WHAT YOU HAVE TO DO → Please lay out everything from the line containing "password-label: Password: xyxy=(47,178,103,191)" down to the line containing "password-field[interactable]: ●●●● xyxy=(152,174,341,193)", both ends included, as a numbered list with blank lines left out. Give only those entries.

SOURCE DATA →
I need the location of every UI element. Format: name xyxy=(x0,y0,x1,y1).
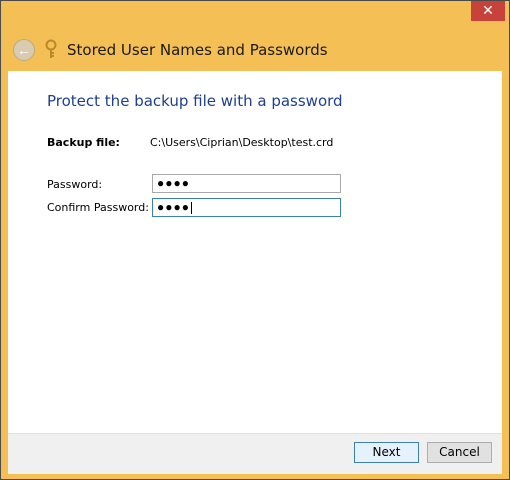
password-label: Password: xyxy=(47,178,103,191)
footer-bar: Next Cancel xyxy=(8,433,502,474)
confirm-password-label: Confirm Password: xyxy=(47,201,149,214)
cancel-button[interactable]: Cancel xyxy=(427,442,492,463)
password-field[interactable]: ●●●● xyxy=(152,174,341,193)
window-title: Stored User Names and Passwords xyxy=(67,41,328,59)
backup-file-path: C:\Users\Ciprian\Desktop\test.crd xyxy=(150,136,334,149)
back-button[interactable]: ← xyxy=(13,39,35,61)
text-caret xyxy=(191,201,192,214)
backup-file-label: Backup file: xyxy=(47,136,120,149)
close-button[interactable]: ✕ xyxy=(471,1,505,21)
content-panel: Protect the backup file with a password … xyxy=(8,71,502,433)
close-icon: ✕ xyxy=(482,2,494,18)
password-value: ●●●● xyxy=(157,176,190,190)
confirm-password-value: ●●●● xyxy=(157,200,190,214)
dialog-window: ✕ ← Stored User Names and Passwords Prot… xyxy=(0,0,510,480)
key-icon xyxy=(45,39,57,58)
next-button[interactable]: Next xyxy=(354,442,419,463)
confirm-password-field[interactable]: ●●●● xyxy=(152,198,341,217)
page-heading: Protect the backup file with a password xyxy=(47,92,343,110)
back-arrow-icon: ← xyxy=(17,42,31,58)
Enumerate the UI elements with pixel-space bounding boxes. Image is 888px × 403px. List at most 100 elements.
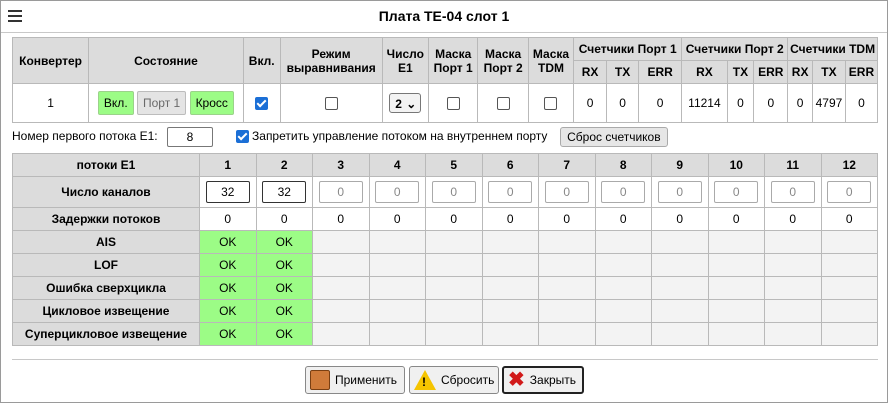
status-row-label: LOF: [12, 253, 200, 277]
header-e1-count: Число E1: [381, 37, 429, 84]
stream-column-header: 7: [538, 153, 596, 177]
enabled-checkbox[interactable]: [255, 97, 269, 111]
header-tdm-rx: RX: [787, 60, 813, 84]
header-converter: Конвертер: [11, 37, 90, 84]
header-counters-port2: Счетчики Порт 2: [681, 37, 789, 61]
mask-tdm-checkbox[interactable]: [544, 97, 558, 111]
close-button[interactable]: ✖ Закрыть: [502, 366, 584, 394]
status-empty-cell: [368, 299, 426, 323]
enabled-cell: [242, 83, 281, 123]
status-empty-cell: [820, 322, 878, 346]
status-empty-cell: [368, 230, 426, 254]
reset-label: Сбросить: [441, 373, 495, 387]
status-empty-cell: [425, 299, 483, 323]
apply-button[interactable]: Применить: [305, 366, 405, 394]
status-empty-cell: [764, 276, 822, 300]
status-ok-cell: OK: [199, 299, 257, 323]
reset-counters-button[interactable]: Сброс счетчиков: [560, 126, 668, 147]
e1-count-cell: 2 ⌄: [381, 83, 429, 123]
status-empty-cell: [538, 299, 596, 323]
e1-count-select[interactable]: 2 ⌄: [389, 93, 422, 113]
status-ok-cell: OK: [199, 253, 257, 277]
mask-tdm-cell: [527, 83, 575, 123]
channels-input: 0: [601, 181, 646, 203]
converter-table: Конвертер Состояние Вкл. Режим выравнива…: [11, 37, 879, 123]
delay-value: 0: [255, 207, 313, 231]
status-row-label: Суперцикловое извещение: [12, 322, 200, 346]
status-ok-cell: OK: [199, 230, 257, 254]
channels-cell: 0: [368, 176, 426, 208]
channels-input: 0: [544, 181, 589, 203]
channels-cell: 0: [481, 176, 539, 208]
state-port-button[interactable]: Порт 1: [137, 91, 187, 115]
status-row: Суперцикловое извещение OK OK: [12, 322, 878, 346]
delay-value: 0: [651, 207, 709, 231]
state-on-button[interactable]: Вкл.: [97, 91, 134, 115]
state-cross-button[interactable]: Кросс: [189, 91, 234, 115]
status-empty-cell: [538, 276, 596, 300]
status-empty-cell: [707, 299, 765, 323]
first-stream-label: Номер первого потока E1:: [12, 129, 158, 143]
channels-input: 0: [770, 181, 815, 203]
status-empty-cell: [651, 299, 709, 323]
hamburger-menu-icon[interactable]: [8, 10, 22, 22]
header-tdm-tx: TX: [811, 60, 846, 84]
header-enabled: Вкл.: [242, 37, 281, 84]
status-ok-cell: OK: [255, 230, 313, 254]
dialog-footer: Применить ! Сбросить ✖ Закрыть: [12, 359, 878, 402]
forbid-flow-checkbox[interactable]: [235, 130, 249, 144]
mask-port2-checkbox[interactable]: [496, 97, 510, 111]
channels-cell: 0: [425, 176, 483, 208]
delay-value: 0: [538, 207, 596, 231]
stream-column-header: 1: [199, 153, 257, 177]
status-empty-cell: [538, 230, 596, 254]
status-ok-cell: OK: [199, 322, 257, 346]
status-empty-cell: [368, 253, 426, 277]
status-empty-cell: [820, 276, 878, 300]
e1-count-value: 2: [395, 97, 402, 111]
channels-input: 0: [488, 181, 533, 203]
status-empty-cell: [368, 276, 426, 300]
align-mode-checkbox[interactable]: [324, 97, 338, 111]
status-empty-cell: [651, 230, 709, 254]
channels-input: 0: [375, 181, 420, 203]
header-p2-err: ERR: [753, 60, 789, 84]
reset-button[interactable]: ! Сбросить: [409, 366, 499, 394]
stream-column-header: 9: [651, 153, 709, 177]
status-empty-cell: [425, 253, 483, 277]
status-empty-cell: [820, 299, 878, 323]
status-empty-cell: [651, 276, 709, 300]
status-ok-cell: OK: [255, 276, 313, 300]
delay-value: 0: [425, 207, 483, 231]
close-icon: ✖: [508, 369, 525, 391]
align-mode-cell: [279, 83, 383, 123]
delay-value: 0: [820, 207, 878, 231]
channels-input[interactable]: 32: [205, 181, 250, 203]
status-empty-cell: [594, 322, 652, 346]
header-state: Состояние: [88, 37, 244, 84]
delay-value: 0: [707, 207, 765, 231]
header-counters-tdm: Счетчики TDM: [787, 37, 878, 61]
channels-input[interactable]: 32: [262, 181, 307, 203]
state-cell: Вкл. Порт 1 Кросс: [88, 83, 244, 123]
status-ok-cell: OK: [199, 276, 257, 300]
channels-cell: 0: [764, 176, 822, 208]
status-empty-cell: [481, 276, 539, 300]
warning-icon: !: [414, 370, 436, 390]
header-counters-port1: Счетчики Порт 1: [573, 37, 683, 61]
status-empty-cell: [651, 253, 709, 277]
header-p1-rx: RX: [573, 60, 608, 84]
status-empty-cell: [764, 299, 822, 323]
status-empty-cell: [312, 322, 370, 346]
status-empty-cell: [594, 299, 652, 323]
tdm-tx-value: 4797: [811, 83, 846, 123]
channels-label: Число каналов: [12, 176, 200, 208]
mask-port1-checkbox[interactable]: [446, 97, 460, 111]
channels-input: 0: [318, 181, 363, 203]
converter-row: 1 Вкл. Порт 1 Кросс 2 ⌄ 0 0 0 11214 0 0 0: [11, 83, 879, 123]
options-row: Номер первого потока E1: 8 Запретить упр…: [12, 125, 878, 147]
status-empty-cell: [820, 230, 878, 254]
streams-header: потоки E1: [12, 153, 200, 177]
status-row-label: Ошибка сверхцикла: [12, 276, 200, 300]
first-stream-input[interactable]: 8: [166, 126, 213, 147]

REPLY TO THE EXERCISE →
1. password-label: Password: xyxy=(47,178,103,191)
2. footer-bar: Next Cancel xyxy=(8,433,502,474)
3. confirm-password-label: Confirm Password: xyxy=(47,201,149,214)
4. cancel-button[interactable]: Cancel xyxy=(427,442,492,463)
5. password-field[interactable]: ●●●● xyxy=(152,174,341,193)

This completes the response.